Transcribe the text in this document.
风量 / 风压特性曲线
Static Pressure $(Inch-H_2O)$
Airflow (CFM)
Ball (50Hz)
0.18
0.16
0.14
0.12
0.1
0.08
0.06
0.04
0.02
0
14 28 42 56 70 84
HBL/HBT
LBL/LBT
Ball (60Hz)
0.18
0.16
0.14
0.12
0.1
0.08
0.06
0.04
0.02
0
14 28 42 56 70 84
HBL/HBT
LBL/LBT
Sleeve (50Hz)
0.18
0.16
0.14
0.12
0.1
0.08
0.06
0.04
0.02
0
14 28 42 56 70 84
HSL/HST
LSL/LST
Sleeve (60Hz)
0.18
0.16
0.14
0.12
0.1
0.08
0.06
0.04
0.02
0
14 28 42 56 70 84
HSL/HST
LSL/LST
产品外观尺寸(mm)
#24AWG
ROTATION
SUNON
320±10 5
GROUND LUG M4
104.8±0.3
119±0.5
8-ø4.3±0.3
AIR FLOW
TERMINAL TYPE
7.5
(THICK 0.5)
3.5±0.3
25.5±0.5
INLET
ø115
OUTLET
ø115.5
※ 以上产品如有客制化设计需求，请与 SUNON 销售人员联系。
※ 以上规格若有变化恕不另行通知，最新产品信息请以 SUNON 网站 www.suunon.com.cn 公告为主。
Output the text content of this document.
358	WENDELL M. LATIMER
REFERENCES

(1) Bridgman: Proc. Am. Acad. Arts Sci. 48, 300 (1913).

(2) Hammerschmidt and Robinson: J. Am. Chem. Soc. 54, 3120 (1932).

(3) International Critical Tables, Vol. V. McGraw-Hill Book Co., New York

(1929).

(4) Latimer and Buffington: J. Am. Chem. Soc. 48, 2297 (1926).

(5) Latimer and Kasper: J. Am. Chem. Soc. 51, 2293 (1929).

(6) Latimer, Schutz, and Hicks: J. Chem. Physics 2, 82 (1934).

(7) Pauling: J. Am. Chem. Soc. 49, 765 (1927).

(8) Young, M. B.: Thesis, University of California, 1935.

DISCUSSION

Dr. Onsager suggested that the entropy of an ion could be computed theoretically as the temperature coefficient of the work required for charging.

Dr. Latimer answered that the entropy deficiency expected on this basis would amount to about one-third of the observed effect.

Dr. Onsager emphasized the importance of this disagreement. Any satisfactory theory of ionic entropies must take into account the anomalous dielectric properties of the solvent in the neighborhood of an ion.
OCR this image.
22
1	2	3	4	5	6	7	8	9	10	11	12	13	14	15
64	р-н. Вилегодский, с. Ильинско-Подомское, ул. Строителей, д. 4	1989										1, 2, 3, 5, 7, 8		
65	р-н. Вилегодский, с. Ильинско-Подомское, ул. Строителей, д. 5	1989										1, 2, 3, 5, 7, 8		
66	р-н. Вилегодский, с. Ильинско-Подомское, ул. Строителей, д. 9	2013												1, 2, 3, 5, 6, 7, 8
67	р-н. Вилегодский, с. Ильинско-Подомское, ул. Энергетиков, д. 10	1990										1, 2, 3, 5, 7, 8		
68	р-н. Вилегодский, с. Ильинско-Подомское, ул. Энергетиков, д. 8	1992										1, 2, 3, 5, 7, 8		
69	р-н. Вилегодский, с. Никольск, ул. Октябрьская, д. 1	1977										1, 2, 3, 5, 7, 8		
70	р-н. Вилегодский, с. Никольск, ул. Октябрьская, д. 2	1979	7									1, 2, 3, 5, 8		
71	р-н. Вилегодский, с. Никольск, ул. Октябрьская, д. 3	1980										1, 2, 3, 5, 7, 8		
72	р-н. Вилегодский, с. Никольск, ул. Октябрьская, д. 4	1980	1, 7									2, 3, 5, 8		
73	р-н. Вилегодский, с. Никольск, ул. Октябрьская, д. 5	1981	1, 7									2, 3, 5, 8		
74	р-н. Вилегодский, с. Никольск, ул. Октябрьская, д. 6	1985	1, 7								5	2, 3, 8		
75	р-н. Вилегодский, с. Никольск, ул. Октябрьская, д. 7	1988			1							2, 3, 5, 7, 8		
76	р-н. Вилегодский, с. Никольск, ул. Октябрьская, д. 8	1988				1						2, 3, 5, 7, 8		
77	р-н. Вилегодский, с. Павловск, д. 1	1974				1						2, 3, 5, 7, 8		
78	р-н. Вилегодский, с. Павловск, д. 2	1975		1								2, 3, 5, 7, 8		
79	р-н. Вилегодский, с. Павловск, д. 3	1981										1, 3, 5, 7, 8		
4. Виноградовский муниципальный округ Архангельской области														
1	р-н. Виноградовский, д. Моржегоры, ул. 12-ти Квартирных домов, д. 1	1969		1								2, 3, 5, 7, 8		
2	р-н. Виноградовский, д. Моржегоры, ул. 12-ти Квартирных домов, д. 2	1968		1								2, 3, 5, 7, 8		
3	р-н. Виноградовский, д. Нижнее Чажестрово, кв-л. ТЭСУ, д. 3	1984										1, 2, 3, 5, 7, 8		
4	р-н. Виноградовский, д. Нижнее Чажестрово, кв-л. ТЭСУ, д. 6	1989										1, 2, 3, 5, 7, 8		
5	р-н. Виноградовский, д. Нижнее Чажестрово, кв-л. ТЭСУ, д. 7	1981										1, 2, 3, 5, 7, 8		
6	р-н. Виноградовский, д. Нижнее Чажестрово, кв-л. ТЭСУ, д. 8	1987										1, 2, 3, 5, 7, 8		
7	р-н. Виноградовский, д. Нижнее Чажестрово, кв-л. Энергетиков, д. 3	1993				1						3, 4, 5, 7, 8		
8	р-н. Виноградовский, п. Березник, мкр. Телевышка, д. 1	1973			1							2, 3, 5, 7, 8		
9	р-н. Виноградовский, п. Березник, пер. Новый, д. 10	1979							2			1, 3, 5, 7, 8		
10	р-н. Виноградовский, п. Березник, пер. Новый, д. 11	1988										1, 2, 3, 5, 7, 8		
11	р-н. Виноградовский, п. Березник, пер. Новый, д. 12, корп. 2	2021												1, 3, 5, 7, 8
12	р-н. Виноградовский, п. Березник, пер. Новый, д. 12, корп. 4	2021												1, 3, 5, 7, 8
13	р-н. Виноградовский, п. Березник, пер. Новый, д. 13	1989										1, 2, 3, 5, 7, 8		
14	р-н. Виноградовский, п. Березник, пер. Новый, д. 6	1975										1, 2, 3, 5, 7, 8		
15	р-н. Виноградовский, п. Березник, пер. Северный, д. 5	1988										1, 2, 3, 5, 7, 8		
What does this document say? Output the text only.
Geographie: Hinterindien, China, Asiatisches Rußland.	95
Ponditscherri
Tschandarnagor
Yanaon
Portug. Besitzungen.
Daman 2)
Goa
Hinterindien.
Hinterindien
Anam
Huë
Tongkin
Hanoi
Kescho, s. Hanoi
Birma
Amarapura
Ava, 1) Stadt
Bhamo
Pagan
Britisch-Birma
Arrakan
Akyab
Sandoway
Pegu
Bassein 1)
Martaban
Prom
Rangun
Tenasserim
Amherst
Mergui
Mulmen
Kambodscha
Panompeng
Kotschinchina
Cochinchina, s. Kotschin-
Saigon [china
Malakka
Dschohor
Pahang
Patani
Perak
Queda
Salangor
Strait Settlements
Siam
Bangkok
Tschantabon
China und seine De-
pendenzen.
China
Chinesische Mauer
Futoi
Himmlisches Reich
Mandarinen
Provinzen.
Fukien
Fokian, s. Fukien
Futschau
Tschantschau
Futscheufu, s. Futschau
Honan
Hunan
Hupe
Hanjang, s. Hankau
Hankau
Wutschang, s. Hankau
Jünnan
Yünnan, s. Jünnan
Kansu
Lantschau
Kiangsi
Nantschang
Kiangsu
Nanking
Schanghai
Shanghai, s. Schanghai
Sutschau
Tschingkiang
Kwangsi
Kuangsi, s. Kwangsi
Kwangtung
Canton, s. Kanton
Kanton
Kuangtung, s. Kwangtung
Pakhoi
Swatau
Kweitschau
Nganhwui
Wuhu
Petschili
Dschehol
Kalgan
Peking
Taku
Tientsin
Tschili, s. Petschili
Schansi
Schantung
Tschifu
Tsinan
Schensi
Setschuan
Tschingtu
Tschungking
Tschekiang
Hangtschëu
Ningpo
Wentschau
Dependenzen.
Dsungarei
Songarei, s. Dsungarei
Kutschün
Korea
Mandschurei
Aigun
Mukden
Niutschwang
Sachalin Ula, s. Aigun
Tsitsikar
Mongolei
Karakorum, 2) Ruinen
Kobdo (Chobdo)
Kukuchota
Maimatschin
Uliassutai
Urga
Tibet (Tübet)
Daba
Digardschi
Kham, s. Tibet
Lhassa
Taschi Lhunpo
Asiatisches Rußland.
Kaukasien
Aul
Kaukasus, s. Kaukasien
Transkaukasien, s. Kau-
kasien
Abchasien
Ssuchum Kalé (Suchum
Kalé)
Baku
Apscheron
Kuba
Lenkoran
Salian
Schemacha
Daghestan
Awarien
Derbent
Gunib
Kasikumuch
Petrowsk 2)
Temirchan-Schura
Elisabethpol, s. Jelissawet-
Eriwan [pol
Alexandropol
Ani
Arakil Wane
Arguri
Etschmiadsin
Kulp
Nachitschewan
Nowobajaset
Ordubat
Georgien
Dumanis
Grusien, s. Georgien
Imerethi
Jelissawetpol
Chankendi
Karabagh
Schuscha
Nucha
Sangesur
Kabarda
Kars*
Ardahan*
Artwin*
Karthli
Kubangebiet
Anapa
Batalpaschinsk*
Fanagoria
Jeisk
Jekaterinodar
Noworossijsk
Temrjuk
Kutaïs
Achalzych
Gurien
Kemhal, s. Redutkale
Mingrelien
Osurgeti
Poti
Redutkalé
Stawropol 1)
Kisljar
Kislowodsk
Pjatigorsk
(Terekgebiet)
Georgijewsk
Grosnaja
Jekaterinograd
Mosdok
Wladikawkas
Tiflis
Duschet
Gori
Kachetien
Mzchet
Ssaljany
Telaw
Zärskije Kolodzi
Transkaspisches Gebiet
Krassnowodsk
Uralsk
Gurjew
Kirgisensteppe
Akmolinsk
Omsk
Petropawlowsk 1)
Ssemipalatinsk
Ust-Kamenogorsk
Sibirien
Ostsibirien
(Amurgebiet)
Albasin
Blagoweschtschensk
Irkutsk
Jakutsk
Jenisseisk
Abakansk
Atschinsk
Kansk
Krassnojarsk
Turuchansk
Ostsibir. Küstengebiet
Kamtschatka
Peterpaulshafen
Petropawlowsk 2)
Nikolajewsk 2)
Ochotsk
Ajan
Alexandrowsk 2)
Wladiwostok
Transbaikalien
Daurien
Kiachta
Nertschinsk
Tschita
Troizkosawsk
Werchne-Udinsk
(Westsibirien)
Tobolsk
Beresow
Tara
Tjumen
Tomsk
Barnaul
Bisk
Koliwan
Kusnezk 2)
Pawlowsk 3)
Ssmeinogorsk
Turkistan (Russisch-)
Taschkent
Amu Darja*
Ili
• • • • • • •
= EXERCISE DIRECTIONS =
How many lines of the listing above include the word "корп"? State the number and nothing else.

= PROBLEM SOLUTION =
2